2023年春研修

今回は強化学習のためのオセロのひな型の学習を行います。

１.環境構築

reversi環境構築手順

インストール目次・参照URL

(1)anacondaインストール

anacondaインストール.pdfを参照して、anaconda環境を構築してください。

(2)reversiインストール

reversiインストール.pdfを参照して、reversi実行環境を構築してください。

(3)jupyterインストール

jupyterインストール.pdfを参照して、notebook環境を構築してください。

２.実行確認

(1)notebookの起動

①Anacondaプロンプトを起動します。

②環境構築で作成したreversi環境に切り替えます

> activate reversi

③notebookを起動します

> jupyter notebook

(2)サンプルの実行

jupyter notebookから、サンプルの01_tkinter_app.ipynbを実行して、reversi画面が表示され、ゲームができることを確認してください。

サンプル

(3)最小限の形の実行

以下のコードを入力し、reversiが表示されることを確認します

from reversi import Reversi
Reversi().start()

※メニューのBlackがuser1 Whiteがuser2のみ選択可能（人対戦モードのみ）

(4)AI対戦を追加（ライブラリにあらかじめ組み込まれているAI）

以下のコードを入力し、reversiのメニューにRANDOM, GREEDYが追加されることを確認します

from reversi import Reversi
from reversi.strategies import Random, Greedy
Reversi(
    {
        'RANDOM': Random(),
        'GREEDY': Greedy(),
    }
).start()

※メニューのBlackとWhiteが上記のuser1/user2に加えて、RANDOM, GREEDY選択可能

・Random:ランダムな手を打つAI

・Greedy:できるだけ多く石が取れる手を打つAI

参考:reversi-master\reversi\strategies\easy.py

import random
from reversi.strategies.common import AbstractStrategy
# ------------------------------------------ 
# Random:ランダムな手を打つAI 
# ------------------------------------------ 
class Random(AbstractStrategy):
    def next_move(self, color, board):
        # 着手可能な位置を返します(get_legal_moves)

○ ○ ○ ○ ○

§ 短い問題 A
参照文書について、次の問いに答えてください。
(i) notebookを起動する前に切り替える環境の名前は何ですか。
(ii) reversi画面の表示とゲームの動作を確かめるために実行するサンプルのファイル名は何ですか。
(iii) Greedyはどのような手を打つAIだと説明されていますか。
§ 短い問題 B
参照文書の一部を、「①Anacondaプロンプトを起動します。」という語句を含む箇所から始め、「きることを確認してください。」という語句の後で終えるまで、そのまま書き写してください。
アイテムはこの作業では使いません。

データセットに収録されたアイテム:
○ ○ ○ ○ ○

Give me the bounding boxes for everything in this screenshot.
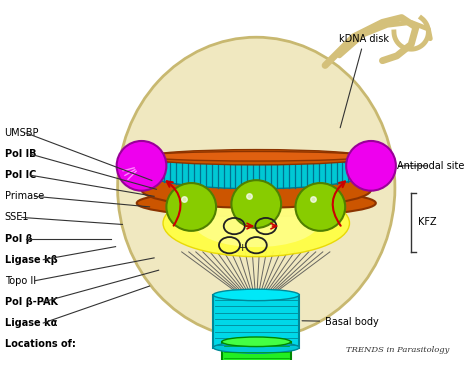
FancyBboxPatch shape xyxy=(213,295,299,347)
Text: kDNA disk: kDNA disk xyxy=(339,33,390,128)
Text: Antipodal site: Antipodal site xyxy=(397,161,464,171)
Text: TRENDS in Parasitology: TRENDS in Parasitology xyxy=(346,346,449,354)
Ellipse shape xyxy=(145,152,368,161)
Text: UMSBP: UMSBP xyxy=(5,128,39,138)
Ellipse shape xyxy=(137,190,376,216)
Text: Ligase kα: Ligase kα xyxy=(5,318,57,328)
Ellipse shape xyxy=(166,183,216,231)
Ellipse shape xyxy=(213,289,299,301)
Text: Pol IC: Pol IC xyxy=(5,170,36,180)
Text: SSE1: SSE1 xyxy=(5,212,29,222)
Ellipse shape xyxy=(231,180,281,228)
Ellipse shape xyxy=(163,190,349,256)
Ellipse shape xyxy=(118,37,395,339)
Ellipse shape xyxy=(145,149,368,165)
Text: Pol β-PAK: Pol β-PAK xyxy=(5,297,57,307)
Text: KFZ: KFZ xyxy=(418,217,437,227)
Ellipse shape xyxy=(142,171,371,208)
Ellipse shape xyxy=(222,337,291,347)
Ellipse shape xyxy=(213,342,299,353)
Text: Topo II: Topo II xyxy=(5,276,36,286)
Ellipse shape xyxy=(145,156,368,189)
Text: Ligase kβ: Ligase kβ xyxy=(5,255,57,265)
Text: Locations of:: Locations of: xyxy=(5,339,75,349)
Ellipse shape xyxy=(295,183,345,231)
Text: Primase: Primase xyxy=(5,191,44,201)
Ellipse shape xyxy=(346,141,396,191)
FancyBboxPatch shape xyxy=(222,342,291,368)
Text: Pol IB: Pol IB xyxy=(5,149,36,159)
Text: Basal body: Basal body xyxy=(302,317,379,327)
Text: +: + xyxy=(238,243,247,253)
Ellipse shape xyxy=(117,141,166,191)
Text: Pol β: Pol β xyxy=(5,234,32,244)
Ellipse shape xyxy=(194,199,319,247)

○ ○ ○ ○ ○

§ 期待される出力 A
(i) reversi
(ii) 01_tkinter_app.ipynb
(iii) できるだけ多く石が取れる手を打つAI

§ 期待される出力 B
①Anacondaプロンプトを起動します。

②環境構築で作成したreversi環境に切り替えます

> activate reversi

③notebookを起動します

> jupyter notebook

(2)サンプルの実行

jupyter notebookから、サンプルの01_tkinter_app.ipynbを実行して、reversi画面が表示され、ゲームができることを確認してください。